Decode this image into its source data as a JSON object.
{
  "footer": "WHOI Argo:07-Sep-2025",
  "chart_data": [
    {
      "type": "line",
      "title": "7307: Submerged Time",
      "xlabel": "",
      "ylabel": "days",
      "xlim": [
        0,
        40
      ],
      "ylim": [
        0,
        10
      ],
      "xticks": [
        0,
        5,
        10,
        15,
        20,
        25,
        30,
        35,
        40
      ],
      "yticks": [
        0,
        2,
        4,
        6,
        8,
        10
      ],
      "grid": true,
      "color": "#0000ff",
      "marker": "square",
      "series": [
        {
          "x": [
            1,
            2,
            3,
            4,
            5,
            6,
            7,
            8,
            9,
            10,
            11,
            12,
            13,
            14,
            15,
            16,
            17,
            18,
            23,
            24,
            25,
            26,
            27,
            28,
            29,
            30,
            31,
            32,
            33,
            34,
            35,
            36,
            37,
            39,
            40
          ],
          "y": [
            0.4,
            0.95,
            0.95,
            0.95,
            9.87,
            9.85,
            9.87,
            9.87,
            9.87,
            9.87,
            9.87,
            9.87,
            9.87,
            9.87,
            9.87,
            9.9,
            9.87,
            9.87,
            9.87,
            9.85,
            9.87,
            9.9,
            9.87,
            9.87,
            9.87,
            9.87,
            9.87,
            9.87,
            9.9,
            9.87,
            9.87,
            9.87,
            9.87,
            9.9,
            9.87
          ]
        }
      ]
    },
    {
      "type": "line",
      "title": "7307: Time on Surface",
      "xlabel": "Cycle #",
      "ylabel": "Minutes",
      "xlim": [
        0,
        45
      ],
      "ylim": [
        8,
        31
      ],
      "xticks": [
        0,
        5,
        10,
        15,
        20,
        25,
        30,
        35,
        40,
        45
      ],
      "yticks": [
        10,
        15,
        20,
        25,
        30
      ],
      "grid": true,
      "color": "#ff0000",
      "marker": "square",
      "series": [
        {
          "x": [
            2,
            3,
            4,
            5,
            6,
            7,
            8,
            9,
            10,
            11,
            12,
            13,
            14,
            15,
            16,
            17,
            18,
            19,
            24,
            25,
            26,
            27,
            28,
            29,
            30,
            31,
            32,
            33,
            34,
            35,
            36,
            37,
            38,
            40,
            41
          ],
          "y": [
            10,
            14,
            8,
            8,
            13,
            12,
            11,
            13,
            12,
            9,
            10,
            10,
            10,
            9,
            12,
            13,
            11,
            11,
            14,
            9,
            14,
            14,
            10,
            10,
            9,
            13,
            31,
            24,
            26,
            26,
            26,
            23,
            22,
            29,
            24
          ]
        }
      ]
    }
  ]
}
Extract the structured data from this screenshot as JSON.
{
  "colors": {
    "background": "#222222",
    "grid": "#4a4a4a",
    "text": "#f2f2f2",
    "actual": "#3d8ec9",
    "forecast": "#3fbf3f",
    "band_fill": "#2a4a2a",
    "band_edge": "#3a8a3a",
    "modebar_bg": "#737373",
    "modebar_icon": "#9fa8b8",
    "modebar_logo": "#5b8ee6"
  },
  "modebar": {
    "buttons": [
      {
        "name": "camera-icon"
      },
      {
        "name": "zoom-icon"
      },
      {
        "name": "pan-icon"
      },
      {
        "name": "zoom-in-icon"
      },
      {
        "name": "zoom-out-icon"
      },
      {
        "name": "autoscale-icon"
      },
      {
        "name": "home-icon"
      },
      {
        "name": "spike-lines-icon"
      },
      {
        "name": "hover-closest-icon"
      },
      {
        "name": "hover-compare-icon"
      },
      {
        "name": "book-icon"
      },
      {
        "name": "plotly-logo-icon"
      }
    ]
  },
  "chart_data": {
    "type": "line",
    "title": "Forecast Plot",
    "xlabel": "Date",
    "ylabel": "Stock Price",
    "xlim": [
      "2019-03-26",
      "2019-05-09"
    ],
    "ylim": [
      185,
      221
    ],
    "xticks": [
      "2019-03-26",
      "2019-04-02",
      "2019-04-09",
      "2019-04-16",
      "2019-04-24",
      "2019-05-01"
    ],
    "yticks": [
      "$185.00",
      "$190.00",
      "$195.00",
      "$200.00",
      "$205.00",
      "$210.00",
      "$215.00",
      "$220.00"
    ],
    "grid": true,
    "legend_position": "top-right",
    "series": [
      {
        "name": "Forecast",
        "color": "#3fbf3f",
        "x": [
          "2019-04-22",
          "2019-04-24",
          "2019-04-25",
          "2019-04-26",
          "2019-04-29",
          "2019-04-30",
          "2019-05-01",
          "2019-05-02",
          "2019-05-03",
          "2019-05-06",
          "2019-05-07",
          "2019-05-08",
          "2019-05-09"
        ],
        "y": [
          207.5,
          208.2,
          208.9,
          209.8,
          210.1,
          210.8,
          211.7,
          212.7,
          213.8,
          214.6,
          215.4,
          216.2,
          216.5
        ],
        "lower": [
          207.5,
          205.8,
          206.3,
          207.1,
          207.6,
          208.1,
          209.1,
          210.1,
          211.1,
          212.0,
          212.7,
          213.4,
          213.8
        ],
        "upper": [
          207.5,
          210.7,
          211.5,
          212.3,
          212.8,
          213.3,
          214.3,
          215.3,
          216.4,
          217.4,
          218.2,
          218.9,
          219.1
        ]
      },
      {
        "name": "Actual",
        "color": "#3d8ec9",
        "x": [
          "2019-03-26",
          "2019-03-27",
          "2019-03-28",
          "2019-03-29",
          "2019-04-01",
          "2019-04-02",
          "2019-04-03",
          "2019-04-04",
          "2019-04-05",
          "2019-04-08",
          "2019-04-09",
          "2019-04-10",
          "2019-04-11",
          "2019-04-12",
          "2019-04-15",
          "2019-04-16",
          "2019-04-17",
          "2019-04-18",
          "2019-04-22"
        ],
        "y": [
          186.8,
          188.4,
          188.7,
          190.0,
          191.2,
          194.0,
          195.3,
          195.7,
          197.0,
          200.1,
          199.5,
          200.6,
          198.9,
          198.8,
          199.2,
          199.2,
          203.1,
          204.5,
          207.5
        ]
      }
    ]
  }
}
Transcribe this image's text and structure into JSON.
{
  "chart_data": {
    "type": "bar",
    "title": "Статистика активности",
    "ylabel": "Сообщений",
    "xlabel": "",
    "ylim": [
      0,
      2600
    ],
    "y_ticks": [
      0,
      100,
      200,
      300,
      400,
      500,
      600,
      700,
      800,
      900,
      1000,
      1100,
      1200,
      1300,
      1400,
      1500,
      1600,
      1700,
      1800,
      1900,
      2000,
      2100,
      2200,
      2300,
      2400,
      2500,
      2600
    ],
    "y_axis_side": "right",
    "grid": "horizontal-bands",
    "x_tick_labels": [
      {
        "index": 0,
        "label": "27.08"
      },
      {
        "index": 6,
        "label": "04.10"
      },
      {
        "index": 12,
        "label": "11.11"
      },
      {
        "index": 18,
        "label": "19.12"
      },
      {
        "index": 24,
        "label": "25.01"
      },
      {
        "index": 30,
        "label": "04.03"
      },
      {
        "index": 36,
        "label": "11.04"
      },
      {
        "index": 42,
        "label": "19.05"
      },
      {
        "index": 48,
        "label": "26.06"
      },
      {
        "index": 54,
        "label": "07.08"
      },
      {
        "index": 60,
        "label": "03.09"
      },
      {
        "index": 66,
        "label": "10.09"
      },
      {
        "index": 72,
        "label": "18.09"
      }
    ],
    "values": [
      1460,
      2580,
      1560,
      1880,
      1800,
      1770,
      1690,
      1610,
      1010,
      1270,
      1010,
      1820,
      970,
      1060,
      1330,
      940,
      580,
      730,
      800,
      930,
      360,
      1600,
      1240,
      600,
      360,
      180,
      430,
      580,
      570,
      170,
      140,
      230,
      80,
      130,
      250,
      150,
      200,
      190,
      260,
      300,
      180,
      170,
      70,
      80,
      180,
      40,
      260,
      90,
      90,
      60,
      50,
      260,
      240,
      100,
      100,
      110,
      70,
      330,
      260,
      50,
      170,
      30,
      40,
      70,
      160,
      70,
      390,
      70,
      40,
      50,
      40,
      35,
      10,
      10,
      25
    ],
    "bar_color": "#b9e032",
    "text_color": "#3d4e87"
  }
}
════════════════════
Pull out every line in the data above that has the word "ylabel".

      "ylabel": "days",
      "ylabel": "Minutes",
    "ylabel": "Stock Price",
    "ylabel": "Сообщений",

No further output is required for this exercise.